**Description of the task**
All lines holding the string "TradingView" are to be shown.

((

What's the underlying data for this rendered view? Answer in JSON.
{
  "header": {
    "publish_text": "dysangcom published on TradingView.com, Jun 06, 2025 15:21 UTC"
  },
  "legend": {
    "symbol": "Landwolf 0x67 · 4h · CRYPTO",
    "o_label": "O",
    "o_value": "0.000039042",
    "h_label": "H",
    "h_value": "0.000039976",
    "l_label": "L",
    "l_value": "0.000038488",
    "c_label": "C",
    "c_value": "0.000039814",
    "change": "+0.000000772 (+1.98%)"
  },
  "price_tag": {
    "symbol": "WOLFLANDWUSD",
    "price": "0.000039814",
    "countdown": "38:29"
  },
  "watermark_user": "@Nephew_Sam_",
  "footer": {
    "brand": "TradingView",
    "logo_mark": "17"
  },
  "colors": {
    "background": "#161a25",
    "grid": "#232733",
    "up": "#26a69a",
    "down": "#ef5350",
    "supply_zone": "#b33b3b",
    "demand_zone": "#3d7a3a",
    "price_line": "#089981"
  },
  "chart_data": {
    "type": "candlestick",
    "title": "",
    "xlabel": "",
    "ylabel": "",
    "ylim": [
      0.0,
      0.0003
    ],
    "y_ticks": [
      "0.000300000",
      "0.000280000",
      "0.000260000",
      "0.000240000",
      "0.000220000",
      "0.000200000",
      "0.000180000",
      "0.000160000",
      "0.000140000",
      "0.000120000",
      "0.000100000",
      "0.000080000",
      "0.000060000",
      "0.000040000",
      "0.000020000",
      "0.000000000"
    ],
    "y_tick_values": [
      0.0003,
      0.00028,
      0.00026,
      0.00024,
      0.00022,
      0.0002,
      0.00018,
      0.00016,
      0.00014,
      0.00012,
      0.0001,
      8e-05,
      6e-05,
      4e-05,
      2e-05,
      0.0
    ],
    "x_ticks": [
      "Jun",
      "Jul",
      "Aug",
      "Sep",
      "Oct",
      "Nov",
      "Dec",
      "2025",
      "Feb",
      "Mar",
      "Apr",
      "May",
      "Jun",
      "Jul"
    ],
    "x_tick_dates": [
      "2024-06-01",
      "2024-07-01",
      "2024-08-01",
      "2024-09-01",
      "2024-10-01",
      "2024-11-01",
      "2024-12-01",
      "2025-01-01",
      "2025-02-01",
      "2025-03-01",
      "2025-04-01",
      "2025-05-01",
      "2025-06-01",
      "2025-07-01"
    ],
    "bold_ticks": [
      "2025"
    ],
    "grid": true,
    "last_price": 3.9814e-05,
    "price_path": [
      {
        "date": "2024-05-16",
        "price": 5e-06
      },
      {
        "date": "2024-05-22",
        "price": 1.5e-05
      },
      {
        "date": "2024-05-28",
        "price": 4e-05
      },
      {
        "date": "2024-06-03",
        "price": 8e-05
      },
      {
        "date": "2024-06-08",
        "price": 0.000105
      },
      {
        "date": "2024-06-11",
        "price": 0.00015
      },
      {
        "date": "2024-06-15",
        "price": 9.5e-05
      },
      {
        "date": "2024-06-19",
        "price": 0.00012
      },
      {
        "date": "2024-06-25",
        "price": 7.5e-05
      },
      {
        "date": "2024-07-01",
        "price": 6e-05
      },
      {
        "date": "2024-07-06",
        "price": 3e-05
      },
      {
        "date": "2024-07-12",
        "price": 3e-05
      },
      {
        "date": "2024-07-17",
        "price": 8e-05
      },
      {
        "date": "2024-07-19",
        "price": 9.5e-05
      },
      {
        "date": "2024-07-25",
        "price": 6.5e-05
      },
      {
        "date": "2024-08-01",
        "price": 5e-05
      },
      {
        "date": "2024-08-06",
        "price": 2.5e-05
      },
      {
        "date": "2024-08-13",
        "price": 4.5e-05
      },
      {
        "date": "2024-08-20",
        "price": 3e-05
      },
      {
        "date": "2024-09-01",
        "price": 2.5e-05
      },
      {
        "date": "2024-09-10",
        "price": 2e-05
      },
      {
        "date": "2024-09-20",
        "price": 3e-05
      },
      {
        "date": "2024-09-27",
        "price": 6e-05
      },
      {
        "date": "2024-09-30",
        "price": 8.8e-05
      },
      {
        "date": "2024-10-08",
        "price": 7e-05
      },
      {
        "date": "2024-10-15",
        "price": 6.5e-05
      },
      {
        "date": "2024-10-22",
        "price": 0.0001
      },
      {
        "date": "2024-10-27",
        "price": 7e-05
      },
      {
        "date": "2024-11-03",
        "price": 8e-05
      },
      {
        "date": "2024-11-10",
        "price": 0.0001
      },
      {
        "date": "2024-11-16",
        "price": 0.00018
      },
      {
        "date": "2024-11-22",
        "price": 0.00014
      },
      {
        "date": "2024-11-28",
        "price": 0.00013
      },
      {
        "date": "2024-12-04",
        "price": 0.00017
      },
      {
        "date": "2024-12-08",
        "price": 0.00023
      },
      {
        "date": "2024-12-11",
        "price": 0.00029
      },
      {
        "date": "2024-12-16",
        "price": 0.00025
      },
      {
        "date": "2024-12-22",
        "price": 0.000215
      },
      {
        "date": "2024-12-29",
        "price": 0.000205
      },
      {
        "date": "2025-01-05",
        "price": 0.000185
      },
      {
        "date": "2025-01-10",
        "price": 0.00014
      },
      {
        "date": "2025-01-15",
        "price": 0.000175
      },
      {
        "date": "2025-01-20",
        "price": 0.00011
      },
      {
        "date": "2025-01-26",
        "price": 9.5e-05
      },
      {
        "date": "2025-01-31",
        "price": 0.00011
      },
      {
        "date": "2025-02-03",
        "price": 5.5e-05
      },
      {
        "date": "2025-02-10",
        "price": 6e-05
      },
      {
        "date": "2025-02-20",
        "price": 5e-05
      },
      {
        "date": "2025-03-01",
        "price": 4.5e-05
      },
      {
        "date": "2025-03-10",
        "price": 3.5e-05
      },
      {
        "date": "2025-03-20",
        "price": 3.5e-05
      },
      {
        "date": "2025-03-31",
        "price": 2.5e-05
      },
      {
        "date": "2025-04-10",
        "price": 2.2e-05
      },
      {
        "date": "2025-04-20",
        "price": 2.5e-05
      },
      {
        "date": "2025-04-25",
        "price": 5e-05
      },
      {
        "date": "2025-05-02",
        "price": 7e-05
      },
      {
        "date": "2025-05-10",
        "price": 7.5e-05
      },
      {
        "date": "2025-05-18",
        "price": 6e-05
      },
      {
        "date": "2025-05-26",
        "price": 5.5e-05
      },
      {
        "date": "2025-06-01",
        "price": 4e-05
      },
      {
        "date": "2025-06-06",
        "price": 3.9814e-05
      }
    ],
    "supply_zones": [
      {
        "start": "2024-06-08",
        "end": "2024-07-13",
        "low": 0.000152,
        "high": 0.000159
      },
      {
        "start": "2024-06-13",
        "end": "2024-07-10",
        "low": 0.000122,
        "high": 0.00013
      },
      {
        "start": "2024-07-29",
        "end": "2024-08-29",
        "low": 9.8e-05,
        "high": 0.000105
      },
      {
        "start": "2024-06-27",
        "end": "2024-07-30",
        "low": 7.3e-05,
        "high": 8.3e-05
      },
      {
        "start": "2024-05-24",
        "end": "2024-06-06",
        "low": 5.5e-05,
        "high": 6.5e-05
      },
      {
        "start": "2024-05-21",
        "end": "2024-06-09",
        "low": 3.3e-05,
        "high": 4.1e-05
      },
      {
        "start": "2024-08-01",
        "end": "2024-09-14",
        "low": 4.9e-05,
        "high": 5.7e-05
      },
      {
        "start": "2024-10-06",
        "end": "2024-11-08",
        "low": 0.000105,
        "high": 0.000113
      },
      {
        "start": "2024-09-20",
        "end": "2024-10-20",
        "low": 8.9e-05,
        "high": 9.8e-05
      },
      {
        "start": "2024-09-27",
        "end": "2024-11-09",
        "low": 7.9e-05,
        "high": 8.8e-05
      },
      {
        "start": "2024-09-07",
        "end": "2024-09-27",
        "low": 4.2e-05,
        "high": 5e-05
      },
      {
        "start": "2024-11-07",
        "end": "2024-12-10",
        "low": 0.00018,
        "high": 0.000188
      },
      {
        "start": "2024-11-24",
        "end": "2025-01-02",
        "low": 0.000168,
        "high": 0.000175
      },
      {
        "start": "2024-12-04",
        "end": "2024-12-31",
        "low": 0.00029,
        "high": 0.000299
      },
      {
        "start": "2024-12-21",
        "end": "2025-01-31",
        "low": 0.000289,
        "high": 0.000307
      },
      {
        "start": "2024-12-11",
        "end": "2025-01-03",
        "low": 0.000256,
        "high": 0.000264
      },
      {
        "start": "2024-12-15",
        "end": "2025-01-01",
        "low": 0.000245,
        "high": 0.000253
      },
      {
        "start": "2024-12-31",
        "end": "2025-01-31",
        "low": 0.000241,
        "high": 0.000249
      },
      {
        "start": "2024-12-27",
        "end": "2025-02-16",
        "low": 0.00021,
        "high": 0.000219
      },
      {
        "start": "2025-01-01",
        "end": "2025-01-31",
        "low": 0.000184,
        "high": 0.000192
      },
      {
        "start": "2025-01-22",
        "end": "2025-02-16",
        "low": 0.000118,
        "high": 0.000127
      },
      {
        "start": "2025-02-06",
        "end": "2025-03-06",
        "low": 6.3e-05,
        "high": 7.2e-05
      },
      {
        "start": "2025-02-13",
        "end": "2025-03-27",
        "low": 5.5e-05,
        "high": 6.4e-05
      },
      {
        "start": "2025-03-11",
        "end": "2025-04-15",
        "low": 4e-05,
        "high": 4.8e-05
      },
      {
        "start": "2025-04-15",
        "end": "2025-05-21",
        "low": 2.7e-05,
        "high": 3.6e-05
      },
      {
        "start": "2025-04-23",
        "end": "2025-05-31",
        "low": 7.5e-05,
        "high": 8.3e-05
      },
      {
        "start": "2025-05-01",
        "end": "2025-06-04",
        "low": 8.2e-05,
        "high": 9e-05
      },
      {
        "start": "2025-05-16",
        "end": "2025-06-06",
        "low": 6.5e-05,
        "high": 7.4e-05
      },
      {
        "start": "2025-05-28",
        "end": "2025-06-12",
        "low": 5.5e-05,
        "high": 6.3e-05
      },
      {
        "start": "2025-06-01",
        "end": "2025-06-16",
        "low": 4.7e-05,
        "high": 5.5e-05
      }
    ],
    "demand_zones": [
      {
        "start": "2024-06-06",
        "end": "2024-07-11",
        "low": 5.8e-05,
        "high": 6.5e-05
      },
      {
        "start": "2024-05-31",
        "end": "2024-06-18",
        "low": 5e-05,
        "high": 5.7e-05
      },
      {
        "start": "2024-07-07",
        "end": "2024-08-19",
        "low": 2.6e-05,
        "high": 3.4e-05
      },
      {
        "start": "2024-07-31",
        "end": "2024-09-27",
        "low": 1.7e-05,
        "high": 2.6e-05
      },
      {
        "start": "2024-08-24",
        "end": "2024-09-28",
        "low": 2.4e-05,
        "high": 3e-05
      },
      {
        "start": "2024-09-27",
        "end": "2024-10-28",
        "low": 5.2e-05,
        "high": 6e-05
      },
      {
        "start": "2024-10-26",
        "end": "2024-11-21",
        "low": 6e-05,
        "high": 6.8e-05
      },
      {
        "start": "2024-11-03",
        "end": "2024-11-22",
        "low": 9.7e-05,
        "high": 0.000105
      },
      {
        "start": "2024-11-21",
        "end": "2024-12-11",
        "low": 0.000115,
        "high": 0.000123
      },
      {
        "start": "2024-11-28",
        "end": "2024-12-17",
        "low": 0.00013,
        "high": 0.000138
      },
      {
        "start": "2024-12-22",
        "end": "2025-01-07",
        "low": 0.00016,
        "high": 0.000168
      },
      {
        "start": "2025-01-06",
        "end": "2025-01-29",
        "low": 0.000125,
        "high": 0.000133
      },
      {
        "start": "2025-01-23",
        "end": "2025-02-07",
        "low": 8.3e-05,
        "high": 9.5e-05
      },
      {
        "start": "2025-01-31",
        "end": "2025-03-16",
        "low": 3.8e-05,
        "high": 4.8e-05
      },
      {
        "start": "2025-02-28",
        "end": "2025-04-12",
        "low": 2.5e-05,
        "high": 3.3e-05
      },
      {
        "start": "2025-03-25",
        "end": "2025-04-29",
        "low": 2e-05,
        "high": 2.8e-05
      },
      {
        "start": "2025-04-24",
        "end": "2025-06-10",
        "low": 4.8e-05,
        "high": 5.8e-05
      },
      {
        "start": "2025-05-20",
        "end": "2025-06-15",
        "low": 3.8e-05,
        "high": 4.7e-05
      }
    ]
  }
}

))

**Solution for this exercise**
    "publish_text": "dysangcom published on TradingView.com, Jun 06, 2025 15:21 UTC"
    "brand": "TradingView",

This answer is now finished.